• _Task_
Output the material below in its entirety, exactly as given.

Part of a data file
○ ○ ○ ○
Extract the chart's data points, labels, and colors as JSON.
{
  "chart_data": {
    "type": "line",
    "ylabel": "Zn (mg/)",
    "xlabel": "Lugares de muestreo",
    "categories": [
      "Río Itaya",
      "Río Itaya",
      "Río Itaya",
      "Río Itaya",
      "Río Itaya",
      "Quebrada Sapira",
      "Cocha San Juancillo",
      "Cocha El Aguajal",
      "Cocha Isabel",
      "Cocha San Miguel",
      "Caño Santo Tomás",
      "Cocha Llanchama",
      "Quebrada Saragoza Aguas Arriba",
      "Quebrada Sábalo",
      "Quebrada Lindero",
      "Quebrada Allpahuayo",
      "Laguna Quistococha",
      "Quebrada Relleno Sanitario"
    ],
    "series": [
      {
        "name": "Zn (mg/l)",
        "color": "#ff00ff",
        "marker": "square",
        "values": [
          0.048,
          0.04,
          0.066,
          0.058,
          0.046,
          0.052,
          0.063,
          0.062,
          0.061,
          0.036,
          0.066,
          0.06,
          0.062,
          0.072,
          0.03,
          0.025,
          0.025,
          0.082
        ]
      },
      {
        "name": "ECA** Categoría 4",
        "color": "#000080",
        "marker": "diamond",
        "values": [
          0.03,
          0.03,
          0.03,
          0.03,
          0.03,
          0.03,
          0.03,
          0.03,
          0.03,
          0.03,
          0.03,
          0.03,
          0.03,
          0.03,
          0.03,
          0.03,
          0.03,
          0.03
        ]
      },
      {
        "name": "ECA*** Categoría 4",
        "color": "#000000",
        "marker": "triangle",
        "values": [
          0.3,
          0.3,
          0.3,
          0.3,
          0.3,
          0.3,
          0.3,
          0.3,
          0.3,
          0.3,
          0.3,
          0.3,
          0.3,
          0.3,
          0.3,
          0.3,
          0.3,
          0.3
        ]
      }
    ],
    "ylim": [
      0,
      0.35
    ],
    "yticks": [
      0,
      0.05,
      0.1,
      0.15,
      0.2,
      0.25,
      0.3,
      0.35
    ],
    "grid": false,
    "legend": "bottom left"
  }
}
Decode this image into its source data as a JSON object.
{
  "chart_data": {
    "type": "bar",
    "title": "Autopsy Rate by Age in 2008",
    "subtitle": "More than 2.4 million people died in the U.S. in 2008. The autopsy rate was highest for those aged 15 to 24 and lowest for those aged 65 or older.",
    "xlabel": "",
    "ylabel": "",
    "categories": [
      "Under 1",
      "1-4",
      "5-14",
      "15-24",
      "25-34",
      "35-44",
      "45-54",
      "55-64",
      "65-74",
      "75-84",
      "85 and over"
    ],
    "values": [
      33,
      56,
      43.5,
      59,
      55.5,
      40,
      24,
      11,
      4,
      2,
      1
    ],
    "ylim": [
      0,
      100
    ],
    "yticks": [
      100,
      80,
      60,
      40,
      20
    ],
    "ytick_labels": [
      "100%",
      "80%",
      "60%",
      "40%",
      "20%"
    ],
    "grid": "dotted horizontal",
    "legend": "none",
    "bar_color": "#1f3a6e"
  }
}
○ ○ ○ ○
• _Written answer_
Extract the chart's data points, labels, and colors as JSON.
{
  "chart_data": {
    "type": "line",
    "ylabel": "Zn (mg/)",
    "xlabel": "Lugares de muestreo",
    "categories": [
      "Río Itaya",
      "Río Itaya",
      "Río Itaya",
      "Río Itaya",
      "Río Itaya",
      "Quebrada Sapira",
      "Cocha San Juancillo",
      "Cocha El Aguajal",
      "Cocha Isabel",
      "Cocha San Miguel",
      "Caño Santo Tomás",
      "Cocha Llanchama",
      "Quebrada Saragoza Aguas Arriba",
      "Quebrada Sábalo",
      "Quebrada Lindero",
      "Quebrada Allpahuayo",
      "Laguna Quistococha",
      "Quebrada Relleno Sanitario"
    ],
    "series": [
      {
        "name": "Zn (mg/l)",
        "color": "#ff00ff",
        "marker": "square",
        "values": [
          0.048,
          0.04,
          0.066,
          0.058,
          0.046,
          0.052,
          0.063,
          0.062,
          0.061,
          0.036,
          0.066,
          0.06,
          0.062,
          0.072,
          0.03,
          0.025,
          0.025,
          0.082
        ]
      },
      {
        "name": "ECA** Categoría 4",
        "color": "#000080",
        "marker": "diamond",
        "values": [
          0.03,
          0.03,
          0.03,
          0.03,
          0.03,
          0.03,
          0.03,
          0.03,
          0.03,
          0.03,
          0.03,
          0.03,
          0.03,
          0.03,
          0.03,
          0.03,
          0.03,
          0.03
        ]
      },
      {
        "name": "ECA*** Categoría 4",
        "color": "#000000",
        "marker": "triangle",
        "values": [
          0.3,
          0.3,
          0.3,
          0.3,
          0.3,
          0.3,
          0.3,
          0.3,
          0.3,
          0.3,
          0.3,
          0.3,
          0.3,
          0.3,
          0.3,
          0.3,
          0.3,
          0.3
        ]
      }
    ],
    "ylim": [
      0,
      0.35
    ],
    "yticks": [
      0,
      0.05,
      0.1,
      0.15,
      0.2,
      0.25,
      0.3,
      0.35
    ],
    "grid": false,
    "legend": "bottom left"
  }
}
Decode this image into its source data as a JSON object.
{
  "chart_data": {
    "type": "bar",
    "title": "Autopsy Rate by Age in 2008",
    "subtitle": "More than 2.4 million people died in the U.S. in 2008. The autopsy rate was highest for those aged 15 to 24 and lowest for those aged 65 or older.",
    "xlabel": "",
    "ylabel": "",
    "categories": [
      "Under 1",
      "1-4",
      "5-14",
      "15-24",
      "25-34",
      "35-44",
      "45-54",
      "55-64",
      "65-74",
      "75-84",
      "85 and over"
    ],
    "values": [
      33,
      56,
      43.5,
      59,
      55.5,
      40,
      24,
      11,
      4,
      2,
      1
    ],
    "ylim": [
      0,
      100
    ],
    "yticks": [
      100,
      80,
      60,
      40,
      20
    ],
    "ytick_labels": [
      "100%",
      "80%",
      "60%",
      "40%",
      "20%"
    ],
    "grid": "dotted horizontal",
    "legend": "none",
    "bar_color": "#1f3a6e"
  }
}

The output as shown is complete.